**Directions**: Extract each of the lines below that contains the string "series", copying each one in full.

= = = = =

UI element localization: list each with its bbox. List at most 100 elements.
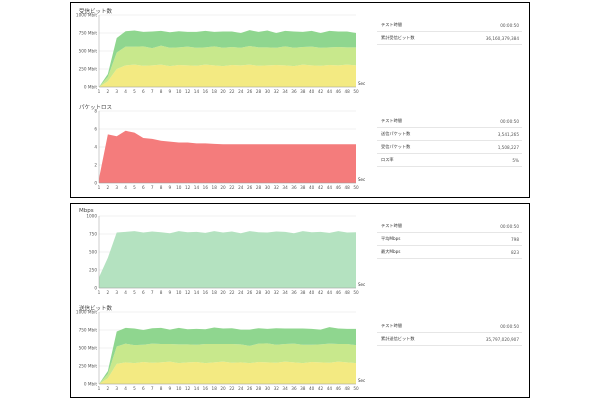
x-tick-label: 42 [318, 386, 324, 391]
x-tick-label: 32 [274, 290, 280, 295]
x-tick-label: 26 [247, 290, 253, 295]
stat-row: 累計受信ビット数 36,160,379,384 [377, 32, 522, 45]
x-tick-label: 50 [353, 89, 359, 94]
x-tick-label: 22 [229, 290, 235, 295]
y-tick-label: 1000 [86, 214, 97, 219]
x-tick-label: 40 [309, 185, 315, 190]
x-tick-label: 28 [256, 185, 262, 190]
series-area [99, 231, 356, 288]
x-tick-label: 42 [318, 185, 324, 190]
series-area [99, 361, 356, 384]
receive-title: 受信ビット数 [79, 9, 113, 15]
stat-row: テスト時間 00:00:50 [377, 220, 522, 233]
top-panel: 受信ビット数 1000 Mbit 750 Mbit 500 Mbit 250 Mbit… [70, 2, 530, 198]
x-tick-label: 48 [344, 185, 350, 190]
x-tick-label: 46 [336, 290, 342, 295]
stat-row: 受信パケット数 1,508,227 [377, 141, 522, 154]
stat-row: 送信パケット数 3,541,265 [377, 128, 522, 141]
x-tick-label: 4 [124, 290, 127, 295]
stat-row: テスト時間 00:00:50 [377, 19, 522, 32]
packet-loss-title: パケットロス [79, 105, 113, 111]
x-tick-label: 44 [327, 185, 333, 190]
x-tick-label: 36 [291, 386, 297, 391]
series-area [99, 327, 356, 384]
x-tick-label: 32 [274, 185, 280, 190]
y-tick-label: 0 [94, 286, 97, 291]
x-tick-label: 9 [169, 386, 172, 391]
stat-row: 累計送信ビット数 35,797,020,907 [377, 333, 522, 346]
x-tick-label: 36 [291, 89, 297, 94]
x-tick-label: 1 [98, 89, 101, 94]
x-tick-label: 2 [107, 89, 110, 94]
series-area [99, 64, 356, 87]
x-tick-label: 22 [229, 386, 235, 391]
x-tick-label: 22 [229, 185, 235, 190]
x-tick-label: 30 [265, 386, 271, 391]
x-tick-label: 10 [176, 290, 182, 295]
x-tick-label: 24 [238, 386, 244, 391]
x-tick-label: 26 [247, 185, 253, 190]
y-tick-label: 750 Mbit [79, 31, 98, 36]
x-tick-label: 40 [309, 386, 315, 391]
x-tick-label: 18 [212, 185, 218, 190]
x-tick-label: 9 [169, 185, 172, 190]
x-tick-label: 1 [98, 290, 101, 295]
x-tick-label: 2 [107, 290, 110, 295]
x-tick-label: 2 [107, 185, 110, 190]
x-tick-label: 6 [142, 89, 145, 94]
x-tick-label: 1 [98, 386, 101, 391]
y-tick-label: 250 [89, 268, 97, 273]
y-tick-label: 750 Mbit [79, 328, 98, 333]
x-tick-label: 2 [107, 386, 110, 391]
x-tick-label: 18 [212, 290, 218, 295]
x-tick-label: 5 [133, 185, 136, 190]
x-tick-label: 9 [169, 290, 172, 295]
x-tick-label: 1 [98, 185, 101, 190]
x-tick-label: 34 [282, 89, 288, 94]
x-tick-label: 28 [256, 89, 262, 94]
x-tick-label: 32 [274, 386, 280, 391]
series-area [99, 130, 356, 183]
x-tick-label: 14 [194, 386, 200, 391]
bottom-panel: Mbps 1000 750 500 250 0 1 2 3 4 5 6 7 8 9 10 12 14 16 18 20… [70, 203, 530, 398]
stat-row: 最大Mbps 823 [377, 246, 522, 259]
x-tick-label: 8 [160, 386, 163, 391]
send-title: 送信ビット数 [79, 306, 113, 312]
x-tick-label: 10 [176, 185, 182, 190]
x-tick-label: 36 [291, 185, 297, 190]
x-tick-label: 3 [115, 89, 118, 94]
x-tick-label: 48 [344, 89, 350, 94]
x-tick-label: 46 [336, 89, 342, 94]
x-tick-label: 26 [247, 89, 253, 94]
x-tick-label: 44 [327, 290, 333, 295]
y-tick-label: 1000 Mbit [76, 310, 97, 315]
x-tick-label: 12 [185, 185, 191, 190]
x-tick-label: 40 [309, 89, 315, 94]
x-tick-label: 42 [318, 290, 324, 295]
x-tick-label: 4 [124, 89, 127, 94]
x-tick-label: 38 [300, 185, 306, 190]
y-tick-label: 2 [94, 163, 97, 168]
x-unit-label: Sec [358, 177, 365, 182]
x-tick-label: 38 [300, 89, 306, 94]
x-tick-label: 7 [151, 185, 154, 190]
y-tick-label: 750 [89, 232, 97, 237]
x-tick-label: 24 [238, 89, 244, 94]
x-tick-label: 6 [142, 386, 145, 391]
y-tick-label: 0 [94, 181, 97, 186]
x-tick-label: 8 [160, 89, 163, 94]
y-tick-label: 250 Mbit [79, 364, 98, 369]
x-tick-label: 42 [318, 89, 324, 94]
x-tick-label: 7 [151, 386, 154, 391]
x-tick-label: 12 [185, 290, 191, 295]
x-tick-label: 24 [238, 290, 244, 295]
x-tick-label: 46 [336, 185, 342, 190]
x-tick-label: 30 [265, 89, 271, 94]
mbps-title: Mbps [79, 208, 94, 214]
x-tick-label: 32 [274, 89, 280, 94]
stat-row: ロス率 5% [377, 154, 522, 167]
x-tick-label: 6 [142, 290, 145, 295]
stat-row: 平均Mbps 798 [377, 233, 522, 246]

= = = = =

**Solved problem**:
series-area [99, 231, 356, 288]
series-area [99, 361, 356, 384]
series-area [99, 327, 356, 384]
series-area [99, 64, 356, 87]
series-area [99, 130, 356, 183]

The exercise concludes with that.